Rebecca DeMarino's debut novel is out this month. Since it was inspired by the story of her ancestors, I asked her to tell us a little about her research and how we can make the most of ours. -- Sandy
Rebecca: My inspiration for A Place in His Heart
began with a trip to Long Island in 1999, and I was fortunate to be able to go
back many times while researching my novel.
The Horton Point
Lighthouse was fascinating and contained a museum and many fun facts. But
we were delighted to find the Southold Historical Society
with much information about Barnabas, but very little about Mary Langton
Horton, who married the widower with two sons and left home and family behind
to follow her husband across the pond to the wilds of the New World.

* [DATASET SECTION]:
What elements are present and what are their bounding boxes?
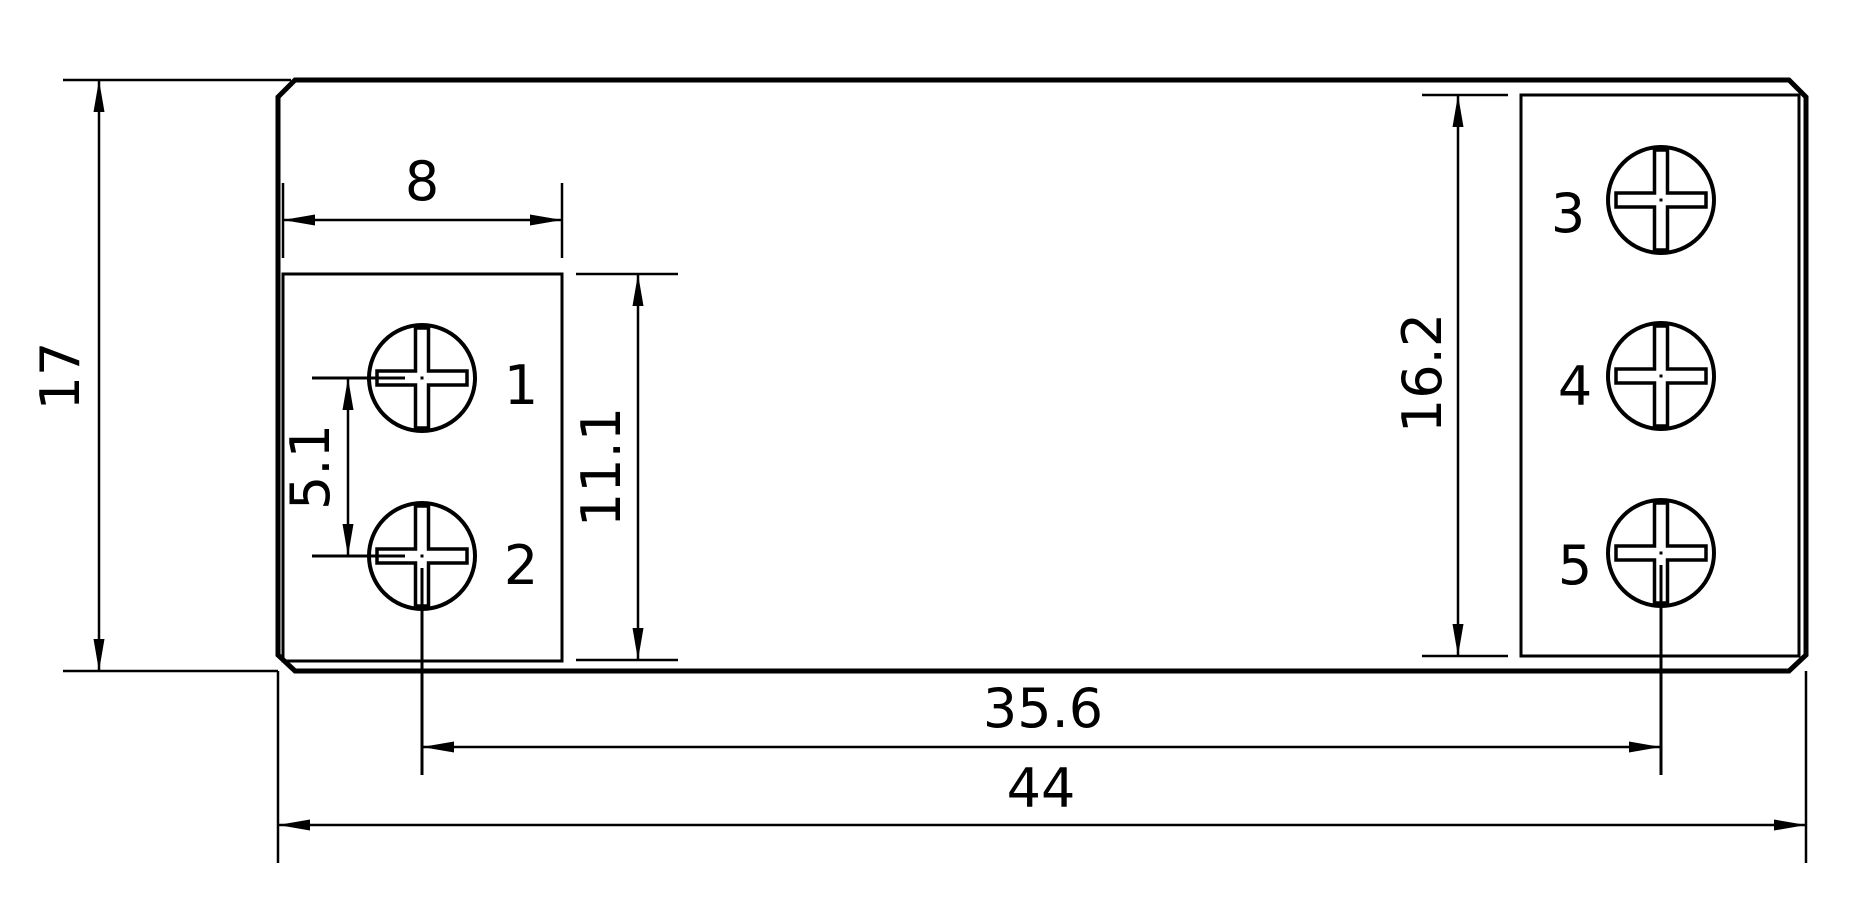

* [AIM]: Pick up the post about Rebecca DeMarino's Long Island research after its final sentence and write what comes next. The material has nothing to do with the post about Rebecca DeMarino's Long Island research.

* [TASK RESULT]:
I’ve been back to Horton’s Point many
times. Each time I feel like I’m walking in Mary’s footsteps. The streets of
Southold are still laid out much as they were in the seventeenth century. I’ve
walked from Founder’s Landing on Peconic Bay, where the English Puritans
arrived on their shallop, to Horton Point on the opposite side of the island,
where Barnabas and Mary owned land. I’ve
wandered through the cemetery, which was directly across from their home, said
to be the first timber-framed house on eastern Long Island.
On my later trips to Southold I found
the Southold Free Library, with their
Whitaker Collection, to be so helpful in my research and a late afternoon trip
to the Southold Indian
Museum a particular treasure trove. The curator proved so very sweet. She
stayed open late to let me peruse the shelves and take pictures for my
research.
To feel the earth beneath my feet, and
look at the same sunset over Long Island Sound that my ancestors saw so many
years ago, to study the artifacts from centuries ago, and stand next to a house
that was built in that time period that my ancestors lived, gives a breath to
my story and brings it to life in a way that searching on the internet cannot.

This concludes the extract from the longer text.